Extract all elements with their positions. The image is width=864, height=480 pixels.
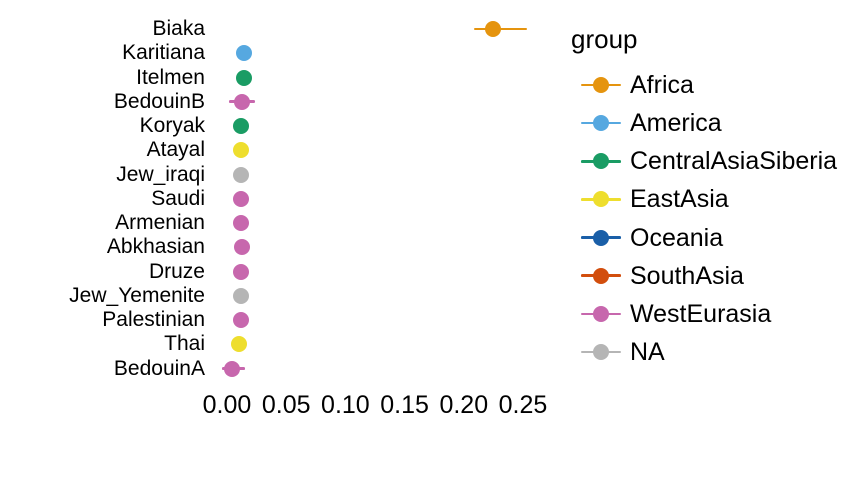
legend-item-label: CentralAsiaSiberia [630,147,838,176]
data-point [233,263,250,280]
data-point [235,69,252,86]
data-point [233,215,250,231]
legend-key-dot [593,153,609,170]
legend-item-label: America [630,109,722,138]
legend-item-label: Oceania [630,223,724,252]
y-axis-label: Jew_iraqi [116,162,205,186]
data-point [233,287,250,304]
data-point [233,312,250,328]
y-axis-label: Jew_Yemenite [69,283,205,307]
y-axis-label: Biaka [152,17,205,40]
data-point [233,118,250,134]
x-axis-tick-label: 0.15 [380,391,429,419]
legend-item-label: Africa [630,71,694,99]
legend-key-dot [593,77,609,93]
data-point [223,360,240,377]
x-axis-tick-label: 0.00 [202,391,252,419]
legend-title: group [571,24,638,54]
y-axis-label: Koryak [139,114,205,137]
data-point [235,45,252,62]
y-axis-label: Karitiana [122,41,205,65]
legend-item-label: SouthAsia [630,261,744,290]
legend-key-dot [593,115,609,132]
data-point [233,142,250,159]
data-point [230,336,247,353]
y-axis-label: Druze [148,259,205,283]
data-point [234,93,251,110]
y-axis-label: BedouinA [113,356,205,380]
y-axis-label: Abkhasian [106,235,205,259]
data-point [233,190,250,207]
y-axis-label: Saudi [151,186,205,210]
legend-key-dot [593,229,609,246]
y-axis-label: Palestinian [102,308,205,331]
y-axis-label: Atayal [146,138,205,162]
legend-key-dot [593,343,609,360]
y-axis-label: Thai [164,332,205,356]
y-axis-label: BedouinB [113,89,205,113]
data-point [234,239,251,256]
y-axis-label: Armenian [115,211,205,234]
x-axis-tick-label: 0.25 [498,391,548,419]
x-axis-tick-label: 0.20 [439,391,489,419]
legend-key-dot [593,191,609,208]
legend-item-label: EastAsia [630,185,729,214]
legend-key-dot [593,305,609,322]
data-point [485,21,502,37]
y-axis-label: Itelmen [136,65,205,89]
legend-item-label: WestEurasia [630,299,772,328]
x-axis-tick-label: 0.05 [261,391,311,419]
data-point [233,166,250,183]
legend-key-dot [593,267,609,284]
legend-item-label: NA [630,337,665,366]
x-axis-tick-label: 0.10 [321,391,370,419]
···
### WRITTEN EXERCISE
Lay out each line of the listing above as a numbered list, skipping blank lines and leaving the picture out.

### EXERCISE RESPONSE
1. Extract all elements with their positions. The image is width=864, height=480 pixels.
2. legend-item-label: CentralAsiaSiberia [630,147,838,176]
3. data-point [233,263,250,280]
4. data-point [235,69,252,86]
5. data-point [233,215,250,231]
6. legend-key-dot [593,153,609,170]
7. legend-item-label: America [630,109,722,138]
8. legend-item-label: Oceania [630,223,724,252]
9. y-axis-label: Jew_iraqi [116,162,205,186]
10. data-point [233,287,250,304]
11. data-point [233,312,250,328]
12. y-axis-label: Jew_Yemenite [69,283,205,307]
13. y-axis-label: Biaka [152,17,205,40]
14. data-point [233,118,250,134]
15. x-axis-tick-label: 0.15 [380,391,429,419]
16. legend-item-label: Africa [630,71,694,99]
17. legend-key-dot [593,77,609,93]
18. data-point [223,360,240,377]
19. x-axis-tick-label: 0.00 [202,391,252,419]
20. legend-title: group [571,24,638,54]
21. y-axis-label: Koryak [139,114,205,137]
22. data-point [235,45,252,62]
23. y-axis-label: Karitiana [122,41,205,65]
24. legend-item-label: SouthAsia [630,261,744,290]
25. legend-key-dot [593,115,609,132]
26. data-point [233,142,250,159]
27. data-point [230,336,247,353]
28. y-axis-label: Druze [148,259,205,283]
29. data-point [234,93,251,110]
30. y-axis-label: BedouinA [113,356,205,380]
31. y-axis-label: Abkhasian [106,235,205,259]
32. data-point [233,190,250,207]
33. y-axis-label: Saudi [151,186,205,210]
34. legend-key-dot [593,229,609,246]
35. y-axis-label: Palestinian [102,308,205,331]
36. y-axis-label: Atayal [146,138,205,162]
37. legend-key-dot [593,343,609,360]
38. y-axis-label: Thai [164,332,205,356]
39. y-axis-label: BedouinB [113,89,205,113]
40. data-point [234,239,251,256]
41. y-axis-label: Armenian [115,211,205,234]
42. x-axis-tick-label: 0.25 [498,391,548,419]
43. x-axis-tick-label: 0.20 [439,391,489,419]
44. legend-key-dot [593,191,609,208]
45. legend-item-label: EastAsia [630,185,729,214]
46. legend-key-dot [593,305,609,322]
47. data-point [485,21,502,37]
48. y-axis-label: Itelmen [136,65,205,89]
49. legend-item-label: WestEurasia [630,299,772,328]
50. x-axis-tick-label: 0.05 [261,391,311,419]
51. data-point [233,166,250,183]
52. legend-key-dot [593,267,609,284]
53. legend-item-label: NA [630,337,665,366]
54. x-axis-tick-label: 0.10 [321,391,370,419]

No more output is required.